In this exercise, return the whole listing exactly, excluding any images.

| Material shown |
▬▬▬

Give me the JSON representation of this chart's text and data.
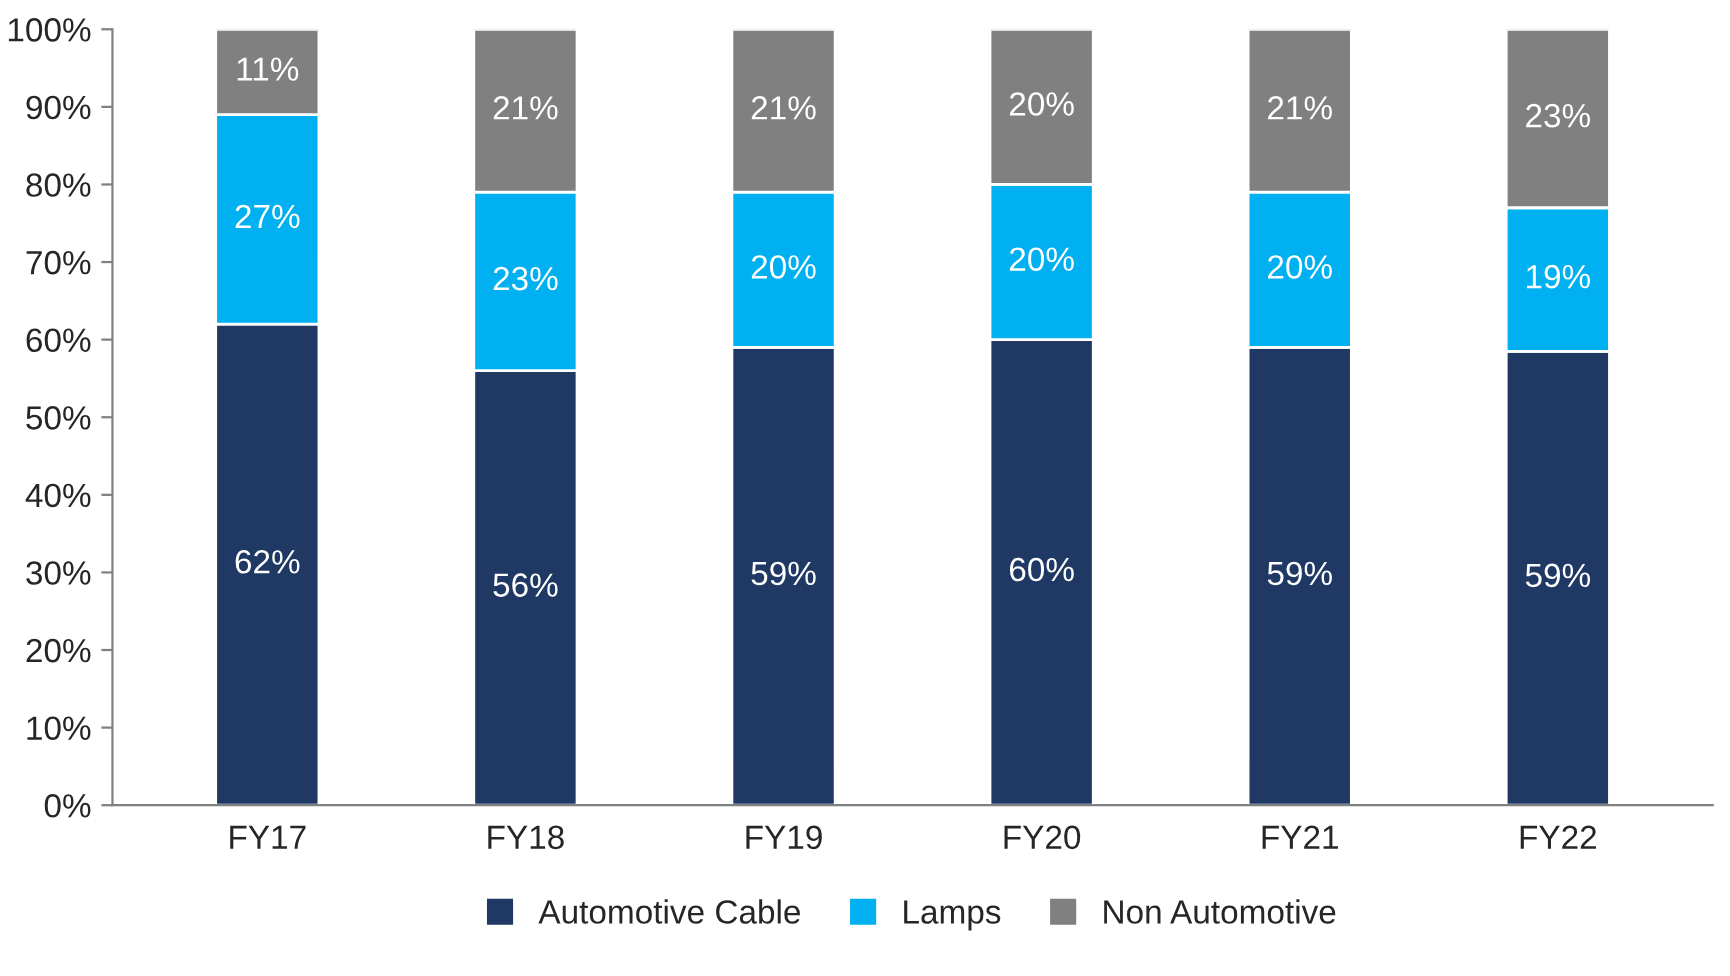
{
  "chart_data": {
    "type": "bar",
    "stacked": true,
    "categories": [
      "FY17",
      "FY18",
      "FY19",
      "FY20",
      "FY21",
      "FY22"
    ],
    "series": [
      {
        "name": "Automotive Cable",
        "color": "#1f3864",
        "values": [
          62,
          56,
          59,
          60,
          59,
          58.5
        ],
        "value_labels": [
          "62%",
          "56%",
          "59%",
          "60%",
          "59%",
          "59%"
        ]
      },
      {
        "name": "Lamps",
        "color": "#00b0f0",
        "values": [
          27,
          23,
          20,
          20,
          20,
          18.5
        ],
        "value_labels": [
          "27%",
          "23%",
          "20%",
          "20%",
          "20%",
          "19%"
        ]
      },
      {
        "name": "Non Automotive",
        "color": "#808080",
        "values": [
          11,
          21,
          21,
          20,
          21,
          23
        ],
        "value_labels": [
          "11%",
          "21%",
          "21%",
          "20%",
          "21%",
          "23%"
        ]
      }
    ],
    "ylim": [
      0,
      100
    ],
    "yticks": [
      {
        "value": 0,
        "label": "0%"
      },
      {
        "value": 10,
        "label": "10%"
      },
      {
        "value": 20,
        "label": "20%"
      },
      {
        "value": 30,
        "label": "30%"
      },
      {
        "value": 40,
        "label": "40%"
      },
      {
        "value": 50,
        "label": "50%"
      },
      {
        "value": 60,
        "label": "60%"
      },
      {
        "value": 70,
        "label": "70%"
      },
      {
        "value": 80,
        "label": "80%"
      },
      {
        "value": 90,
        "label": "90%"
      },
      {
        "value": 100,
        "label": "100%"
      }
    ],
    "grid": false,
    "legend": "bottom"
  }
}
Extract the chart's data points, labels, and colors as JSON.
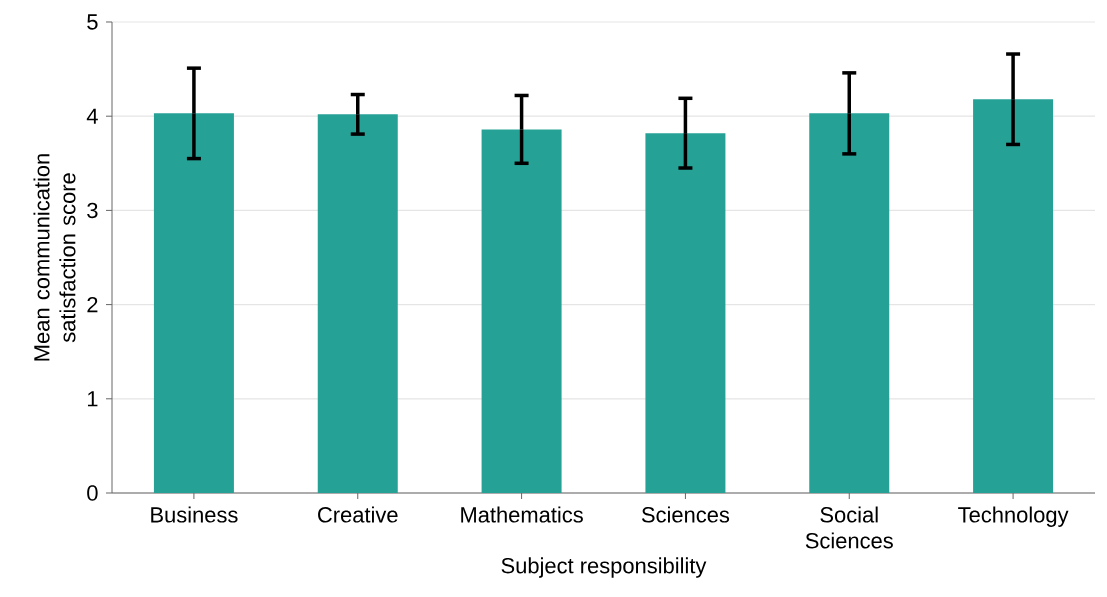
{
  "chart_data": {
    "type": "bar",
    "xlabel": "Subject responsibility",
    "ylabel": "Mean communication satisfaction score",
    "categories": [
      "Business",
      "Creative",
      "Mathematics",
      "Sciences",
      "Social Sciences",
      "Technology"
    ],
    "values": [
      4.03,
      4.02,
      3.86,
      3.82,
      4.03,
      4.18
    ],
    "errors": [
      0.48,
      0.21,
      0.36,
      0.37,
      0.43,
      0.48
    ],
    "color": "#26a196",
    "ylim": [
      0,
      5
    ],
    "yticks": [
      0,
      1,
      2,
      3,
      4,
      5
    ],
    "grid": "y"
  }
}
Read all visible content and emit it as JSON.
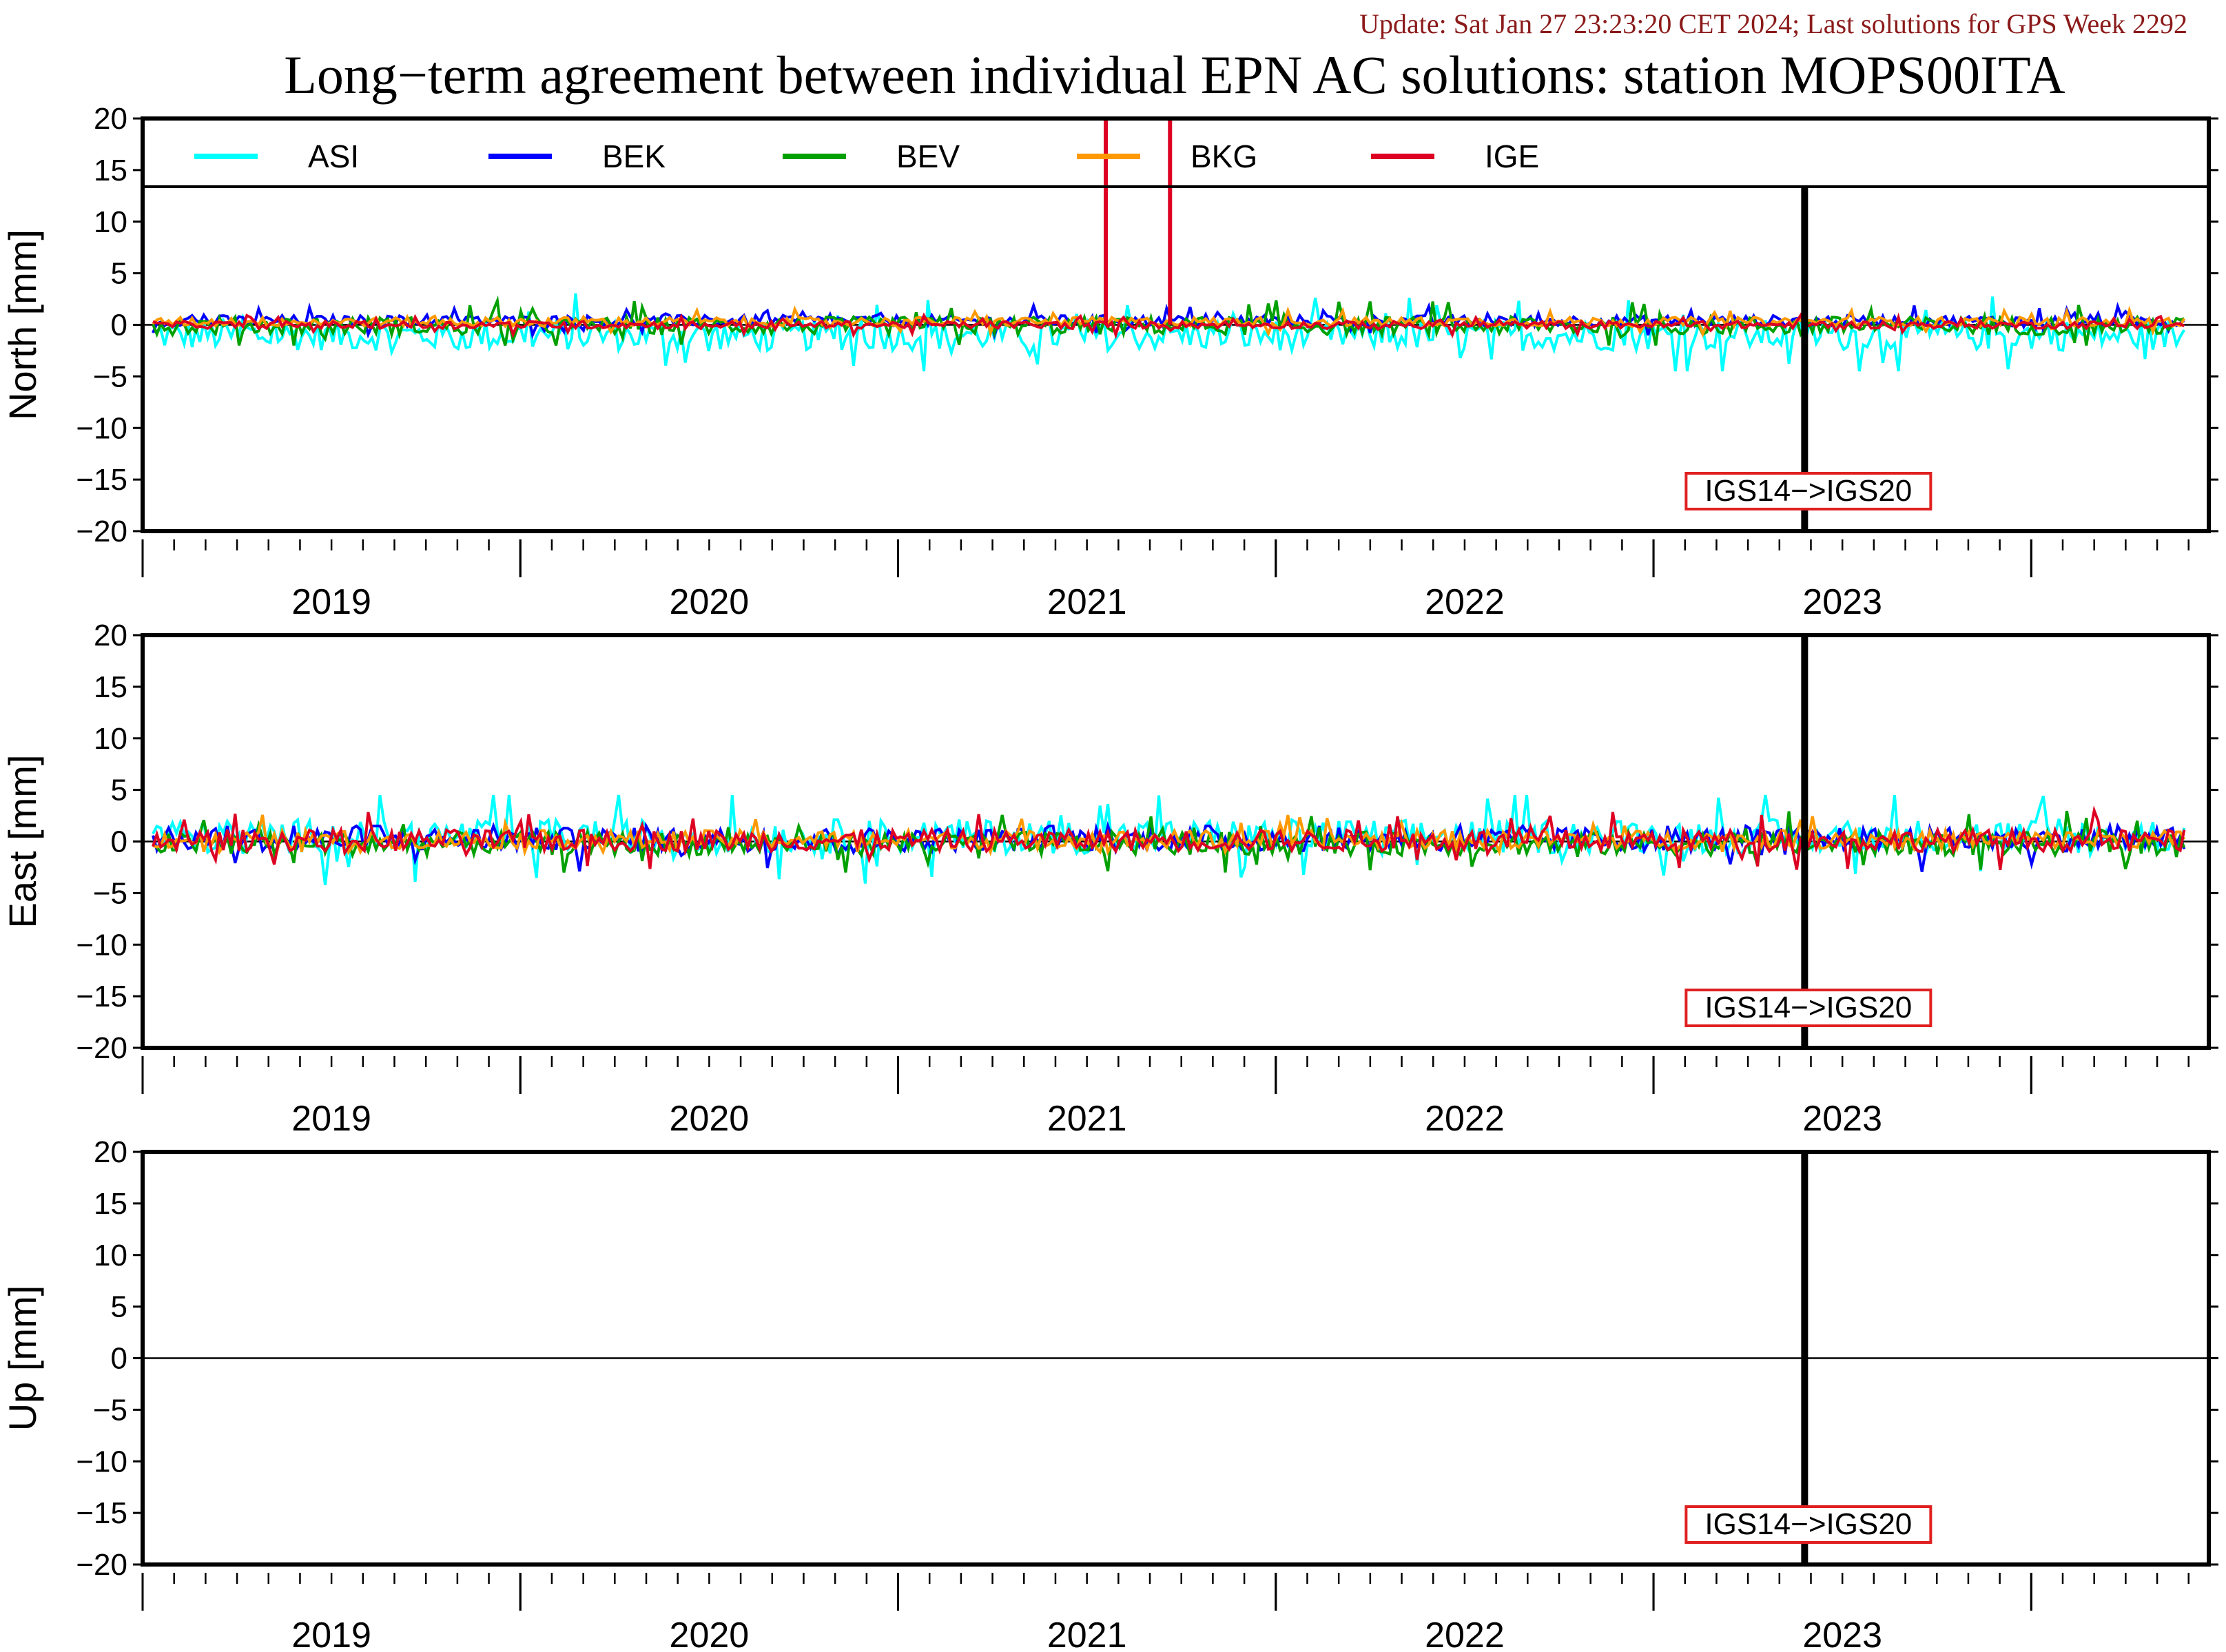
{
  "update_text": "Update: Sat Jan 27 23:23:20 CET 2024; Last solutions for GPS Week 2292",
  "title": "Long−term agreement between individual EPN AC solutions: station MOPS00ITA",
  "chart_data": [
    {
      "type": "line",
      "panel": "north",
      "ylabel": "North [mm]",
      "ylim": [
        -20,
        20
      ],
      "yticks": [
        20,
        15,
        10,
        5,
        0,
        -5,
        -10,
        -15,
        -20
      ],
      "ytick_labels": [
        "20",
        "15",
        "10",
        "5",
        "0",
        "−5",
        "−10",
        "−15",
        "−20"
      ],
      "xlim": [
        2018.5,
        2023.97
      ],
      "year_labels": [
        "2019",
        "2020",
        "2021",
        "2022",
        "2023"
      ],
      "legend_position": "top",
      "annotation": "IGS14−>IGS20",
      "frame_change_at": 2022.9,
      "series": [
        {
          "name": "ASI",
          "color": "#00ffff",
          "y_range": [
            -4.5,
            4.0
          ],
          "mean": -1.0
        },
        {
          "name": "BEK",
          "color": "#0000ff",
          "y_range": [
            -1.0,
            2.0
          ],
          "mean": 0.4
        },
        {
          "name": "BEV",
          "color": "#00a000",
          "y_range": [
            -2.0,
            3.0
          ],
          "mean": -0.1
        },
        {
          "name": "BKG",
          "color": "#ff9900",
          "y_range": [
            -1.0,
            1.5
          ],
          "mean": 0.3
        },
        {
          "name": "IGE",
          "color": "#dd0022",
          "y_range": [
            -1.0,
            1.0
          ],
          "mean": 0.0,
          "spikes": [
            [
              2021.05,
              20
            ],
            [
              2021.22,
              20
            ]
          ]
        }
      ]
    },
    {
      "type": "line",
      "panel": "east",
      "ylabel": "East [mm]",
      "ylim": [
        -20,
        20
      ],
      "yticks": [
        20,
        15,
        10,
        5,
        0,
        -5,
        -10,
        -15,
        -20
      ],
      "ytick_labels": [
        "20",
        "15",
        "10",
        "5",
        "0",
        "−5",
        "−10",
        "−15",
        "−20"
      ],
      "xlim": [
        2018.5,
        2023.97
      ],
      "year_labels": [
        "2019",
        "2020",
        "2021",
        "2022",
        "2023"
      ],
      "annotation": "IGS14−>IGS20",
      "frame_change_at": 2022.9,
      "series": [
        {
          "name": "ASI",
          "color": "#00ffff",
          "y_range": [
            -5.0,
            4.5
          ],
          "mean": 0.5
        },
        {
          "name": "BEK",
          "color": "#0000ff",
          "y_range": [
            -5.0,
            1.5
          ],
          "mean": 0.2
        },
        {
          "name": "BEV",
          "color": "#00a000",
          "y_range": [
            -3.0,
            3.5
          ],
          "mean": -0.2
        },
        {
          "name": "BKG",
          "color": "#ff9900",
          "y_range": [
            -1.0,
            4.0
          ],
          "mean": 0.2
        },
        {
          "name": "IGE",
          "color": "#dd0022",
          "y_range": [
            -3.0,
            3.0
          ],
          "mean": 0.1
        }
      ]
    },
    {
      "type": "line",
      "panel": "up",
      "ylabel": "Up [mm]",
      "ylim": [
        -20,
        20
      ],
      "yticks": [
        20,
        15,
        10,
        5,
        0,
        -5,
        -10,
        -15,
        -20
      ],
      "ytick_labels": [
        "20",
        "15",
        "10",
        "5",
        "0",
        "−5",
        "−10",
        "−15",
        "−20"
      ],
      "xlim": [
        2018.5,
        2023.97
      ],
      "year_labels": [
        "2019",
        "2020",
        "2021",
        "2022",
        "2023"
      ],
      "annotation": "IGS14−>IGS20",
      "frame_change_at": 2022.9,
      "series": []
    }
  ]
}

▬▬▬

| Output of the task |
Give me the JSON representation of this chart's text and data.
{
  "chart_data": {
    "type": "bar",
    "stacked": true,
    "categories": [
      "FY17",
      "FY18",
      "FY19",
      "FY20",
      "FY21",
      "FY22"
    ],
    "series": [
      {
        "name": "Automotive Cable",
        "color": "#1f3864",
        "values": [
          62,
          56,
          59,
          60,
          59,
          58.5
        ],
        "value_labels": [
          "62%",
          "56%",
          "59%",
          "60%",
          "59%",
          "59%"
        ]
      },
      {
        "name": "Lamps",
        "color": "#00b0f0",
        "values": [
          27,
          23,
          20,
          20,
          20,
          18.5
        ],
        "value_labels": [
          "27%",
          "23%",
          "20%",
          "20%",
          "20%",
          "19%"
        ]
      },
      {
        "name": "Non Automotive",
        "color": "#808080",
        "values": [
          11,
          21,
          21,
          20,
          21,
          23
        ],
        "value_labels": [
          "11%",
          "21%",
          "21%",
          "20%",
          "21%",
          "23%"
        ]
      }
    ],
    "ylim": [
      0,
      100
    ],
    "yticks": [
      {
        "value": 0,
        "label": "0%"
      },
      {
        "value": 10,
        "label": "10%"
      },
      {
        "value": 20,
        "label": "20%"
      },
      {
        "value": 30,
        "label": "30%"
      },
      {
        "value": 40,
        "label": "40%"
      },
      {
        "value": 50,
        "label": "50%"
      },
      {
        "value": 60,
        "label": "60%"
      },
      {
        "value": 70,
        "label": "70%"
      },
      {
        "value": 80,
        "label": "80%"
      },
      {
        "value": 90,
        "label": "90%"
      },
      {
        "value": 100,
        "label": "100%"
      }
    ],
    "grid": false,
    "legend": "bottom"
  }
}
Extract the chart's data points, labels, and colors as JSON.
{
  "chart_data": {
    "type": "bar",
    "xlabel": "Subject responsibility",
    "ylabel": "Mean communication satisfaction score",
    "categories": [
      "Business",
      "Creative",
      "Mathematics",
      "Sciences",
      "Social Sciences",
      "Technology"
    ],
    "values": [
      4.03,
      4.02,
      3.86,
      3.82,
      4.03,
      4.18
    ],
    "errors": [
      0.48,
      0.21,
      0.36,
      0.37,
      0.43,
      0.48
    ],
    "color": "#26a196",
    "ylim": [
      0,
      5
    ],
    "yticks": [
      0,
      1,
      2,
      3,
      4,
      5
    ],
    "grid": "y"
  }
}
Read all visible content and emit it as JSON.
{
  "update_text": "Update: Sat Jan 27 23:23:20 CET 2024; Last solutions for GPS Week 2292",
  "title": "Long−term agreement between individual EPN AC solutions: station MOPS00ITA",
  "chart_data": [
    {
      "type": "line",
      "panel": "north",
      "ylabel": "North [mm]",
      "ylim": [
        -20,
        20
      ],
      "yticks": [
        20,
        15,
        10,
        5,
        0,
        -5,
        -10,
        -15,
        -20
      ],
      "ytick_labels": [
        "20",
        "15",
        "10",
        "5",
        "0",
        "−5",
        "−10",
        "−15",
        "−20"
      ],
      "xlim": [
        2018.5,
        2023.97
      ],
      "year_labels": [
        "2019",
        "2020",
        "2021",
        "2022",
        "2023"
      ],
      "legend_position": "top",
      "annotation": "IGS14−>IGS20",
      "frame_change_at": 2022.9,
      "series": [
        {
          "name": "ASI",
          "color": "#00ffff",
          "y_range": [
            -4.5,
            4.0
          ],
          "mean": -1.0
        },
        {
          "name": "BEK",
          "color": "#0000ff",
          "y_range": [
            -1.0,
            2.0
          ],
          "mean": 0.4
        },
        {
          "name": "BEV",
          "color": "#00a000",
          "y_range": [
            -2.0,
            3.0
          ],
          "mean": -0.1
        },
        {
          "name": "BKG",
          "color": "#ff9900",
          "y_range": [
            -1.0,
            1.5
          ],
          "mean": 0.3
        },
        {
          "name": "IGE",
          "color": "#dd0022",
          "y_range": [
            -1.0,
            1.0
          ],
          "mean": 0.0,
          "spikes": [
            [
              2021.05,
              20
            ],
            [
              2021.22,
              20
            ]
          ]
        }
      ]
    },
    {
      "type": "line",
      "panel": "east",
      "ylabel": "East [mm]",
      "ylim": [
        -20,
        20
      ],
      "yticks": [
        20,
        15,
        10,
        5,
        0,
        -5,
        -10,
        -15,
        -20
      ],
      "ytick_labels": [
        "20",
        "15",
        "10",
        "5",
        "0",
        "−5",
        "−10",
        "−15",
        "−20"
      ],
      "xlim": [
        2018.5,
        2023.97
      ],
      "year_labels": [
        "2019",
        "2020",
        "2021",
        "2022",
        "2023"
      ],
      "annotation": "IGS14−>IGS20",
      "frame_change_at": 2022.9,
      "series": [
        {
          "name": "ASI",
          "color": "#00ffff",
          "y_range": [
            -5.0,
            4.5
          ],
          "mean": 0.5
        },
        {
          "name": "BEK",
          "color": "#0000ff",
          "y_range": [
            -5.0,
            1.5
          ],
          "mean": 0.2
        },
        {
          "name": "BEV",
          "color": "#00a000",
          "y_range": [
            -3.0,
            3.5
          ],
          "mean": -0.2
        },
        {
          "name": "BKG",
          "color": "#ff9900",
          "y_range": [
            -1.0,
            4.0
          ],
          "mean": 0.2
        },
        {
          "name": "IGE",
          "color": "#dd0022",
          "y_range": [
            -3.0,
            3.0
          ],
          "mean": 0.1
        }
      ]
    },
    {
      "type": "line",
      "panel": "up",
      "ylabel": "Up [mm]",
      "ylim": [
        -20,
        20
      ],
      "yticks": [
        20,
        15,
        10,
        5,
        0,
        -5,
        -10,
        -15,
        -20
      ],
      "ytick_labels": [
        "20",
        "15",
        "10",
        "5",
        "0",
        "−5",
        "−10",
        "−15",
        "−20"
      ],
      "xlim": [
        2018.5,
        2023.97
      ],
      "year_labels": [
        "2019",
        "2020",
        "2021",
        "2022",
        "2023"
      ],
      "annotation": "IGS14−>IGS20",
      "frame_change_at": 2022.9,
      "series": []
    }
  ]
}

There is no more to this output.